__INFORMATION SUPPLIED__
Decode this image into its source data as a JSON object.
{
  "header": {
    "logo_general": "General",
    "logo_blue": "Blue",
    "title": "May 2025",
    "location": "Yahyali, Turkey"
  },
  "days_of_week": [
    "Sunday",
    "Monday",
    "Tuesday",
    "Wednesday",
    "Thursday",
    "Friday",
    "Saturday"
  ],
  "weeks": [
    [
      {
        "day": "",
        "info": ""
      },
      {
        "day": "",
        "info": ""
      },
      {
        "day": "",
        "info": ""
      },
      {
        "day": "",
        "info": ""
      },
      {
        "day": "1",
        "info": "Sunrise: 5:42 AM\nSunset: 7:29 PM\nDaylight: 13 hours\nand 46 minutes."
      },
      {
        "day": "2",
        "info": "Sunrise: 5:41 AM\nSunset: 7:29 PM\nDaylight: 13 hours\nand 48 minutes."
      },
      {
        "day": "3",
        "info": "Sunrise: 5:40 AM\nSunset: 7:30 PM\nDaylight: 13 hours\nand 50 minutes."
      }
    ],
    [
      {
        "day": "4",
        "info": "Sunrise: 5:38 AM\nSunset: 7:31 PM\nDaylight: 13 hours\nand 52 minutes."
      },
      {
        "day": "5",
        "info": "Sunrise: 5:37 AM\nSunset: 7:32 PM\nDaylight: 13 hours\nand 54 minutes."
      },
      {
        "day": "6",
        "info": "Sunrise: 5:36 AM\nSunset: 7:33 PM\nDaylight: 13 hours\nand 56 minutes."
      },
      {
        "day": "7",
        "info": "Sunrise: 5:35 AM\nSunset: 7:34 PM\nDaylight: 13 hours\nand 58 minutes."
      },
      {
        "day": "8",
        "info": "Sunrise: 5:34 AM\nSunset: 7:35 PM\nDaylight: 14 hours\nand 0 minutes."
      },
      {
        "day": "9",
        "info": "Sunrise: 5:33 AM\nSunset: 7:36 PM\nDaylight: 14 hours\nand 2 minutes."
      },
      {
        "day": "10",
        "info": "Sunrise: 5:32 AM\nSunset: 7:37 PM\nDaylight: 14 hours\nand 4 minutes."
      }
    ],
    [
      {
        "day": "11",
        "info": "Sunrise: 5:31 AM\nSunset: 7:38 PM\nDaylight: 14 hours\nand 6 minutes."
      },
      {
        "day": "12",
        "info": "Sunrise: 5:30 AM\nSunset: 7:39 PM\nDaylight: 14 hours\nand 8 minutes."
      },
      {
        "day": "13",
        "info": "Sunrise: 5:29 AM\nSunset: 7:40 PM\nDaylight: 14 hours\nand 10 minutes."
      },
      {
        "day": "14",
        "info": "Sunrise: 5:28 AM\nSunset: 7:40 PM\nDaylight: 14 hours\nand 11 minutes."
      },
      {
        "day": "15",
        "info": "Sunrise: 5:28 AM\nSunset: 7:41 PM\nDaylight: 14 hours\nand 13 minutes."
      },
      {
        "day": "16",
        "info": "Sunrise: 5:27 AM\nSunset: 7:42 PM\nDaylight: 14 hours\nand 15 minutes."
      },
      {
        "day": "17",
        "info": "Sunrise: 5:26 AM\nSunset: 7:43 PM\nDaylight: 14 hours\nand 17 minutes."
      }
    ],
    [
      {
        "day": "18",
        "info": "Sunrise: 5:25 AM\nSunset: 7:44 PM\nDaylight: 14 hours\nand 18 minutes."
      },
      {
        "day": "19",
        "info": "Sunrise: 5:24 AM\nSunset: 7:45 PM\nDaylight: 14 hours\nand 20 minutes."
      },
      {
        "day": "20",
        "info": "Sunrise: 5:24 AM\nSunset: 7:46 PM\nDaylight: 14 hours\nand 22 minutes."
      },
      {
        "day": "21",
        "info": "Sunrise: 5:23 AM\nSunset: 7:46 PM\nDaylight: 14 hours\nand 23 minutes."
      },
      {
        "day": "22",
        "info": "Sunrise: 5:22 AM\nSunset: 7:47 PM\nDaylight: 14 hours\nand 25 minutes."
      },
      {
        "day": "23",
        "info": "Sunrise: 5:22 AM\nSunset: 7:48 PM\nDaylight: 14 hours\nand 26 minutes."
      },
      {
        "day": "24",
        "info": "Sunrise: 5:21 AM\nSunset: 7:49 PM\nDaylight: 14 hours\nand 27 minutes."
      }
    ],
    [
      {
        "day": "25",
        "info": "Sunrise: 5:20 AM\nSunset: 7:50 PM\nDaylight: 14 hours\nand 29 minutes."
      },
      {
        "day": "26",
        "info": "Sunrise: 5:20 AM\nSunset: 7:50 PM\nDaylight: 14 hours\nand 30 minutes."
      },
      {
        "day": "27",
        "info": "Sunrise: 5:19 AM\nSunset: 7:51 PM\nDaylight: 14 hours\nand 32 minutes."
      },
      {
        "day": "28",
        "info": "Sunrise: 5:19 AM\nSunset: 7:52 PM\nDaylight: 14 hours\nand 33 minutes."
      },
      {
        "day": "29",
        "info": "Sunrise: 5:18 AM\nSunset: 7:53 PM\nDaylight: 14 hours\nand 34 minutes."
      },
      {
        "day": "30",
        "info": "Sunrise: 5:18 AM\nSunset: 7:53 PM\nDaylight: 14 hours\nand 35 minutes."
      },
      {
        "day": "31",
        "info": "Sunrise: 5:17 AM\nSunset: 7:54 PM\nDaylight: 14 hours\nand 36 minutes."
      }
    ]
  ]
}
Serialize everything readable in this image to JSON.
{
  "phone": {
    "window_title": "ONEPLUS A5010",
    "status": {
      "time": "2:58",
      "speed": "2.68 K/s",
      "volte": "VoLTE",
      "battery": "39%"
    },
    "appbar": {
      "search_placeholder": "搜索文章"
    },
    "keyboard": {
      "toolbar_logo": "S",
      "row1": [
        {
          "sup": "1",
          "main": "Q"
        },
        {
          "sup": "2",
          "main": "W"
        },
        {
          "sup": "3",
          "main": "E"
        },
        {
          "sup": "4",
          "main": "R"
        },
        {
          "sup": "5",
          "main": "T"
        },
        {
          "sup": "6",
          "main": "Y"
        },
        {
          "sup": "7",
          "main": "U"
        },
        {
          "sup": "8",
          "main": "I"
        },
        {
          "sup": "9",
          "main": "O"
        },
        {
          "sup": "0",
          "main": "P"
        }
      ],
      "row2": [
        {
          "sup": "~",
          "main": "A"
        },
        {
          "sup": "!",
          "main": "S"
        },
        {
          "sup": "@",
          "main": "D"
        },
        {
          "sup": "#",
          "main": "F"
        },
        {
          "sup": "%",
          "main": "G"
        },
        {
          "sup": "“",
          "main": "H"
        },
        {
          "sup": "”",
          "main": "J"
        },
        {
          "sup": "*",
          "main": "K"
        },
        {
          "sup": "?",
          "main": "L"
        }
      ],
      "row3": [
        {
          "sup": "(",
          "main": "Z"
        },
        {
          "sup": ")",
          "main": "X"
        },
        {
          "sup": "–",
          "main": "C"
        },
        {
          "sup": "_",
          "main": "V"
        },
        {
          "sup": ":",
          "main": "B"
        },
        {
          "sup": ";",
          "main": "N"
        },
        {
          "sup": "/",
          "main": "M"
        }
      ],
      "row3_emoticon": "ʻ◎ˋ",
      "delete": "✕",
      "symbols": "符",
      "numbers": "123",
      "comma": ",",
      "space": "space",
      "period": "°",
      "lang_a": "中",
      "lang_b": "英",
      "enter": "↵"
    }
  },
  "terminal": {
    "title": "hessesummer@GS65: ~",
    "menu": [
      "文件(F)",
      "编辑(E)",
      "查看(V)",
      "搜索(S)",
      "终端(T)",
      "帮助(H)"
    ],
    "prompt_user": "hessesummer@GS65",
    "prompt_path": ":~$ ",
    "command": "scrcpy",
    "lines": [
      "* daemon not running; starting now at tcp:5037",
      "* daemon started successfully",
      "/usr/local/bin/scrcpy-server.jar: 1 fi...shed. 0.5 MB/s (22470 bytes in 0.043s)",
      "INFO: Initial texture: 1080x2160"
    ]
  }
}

__WHAT YOU NEED TO DO__
Gather all lines from the records above in which "this" appears.

__SOLUTION TO THE EXERCISE__
Decode this image into its source data as a JSON object.
Serialize everything readable in this image to JSON.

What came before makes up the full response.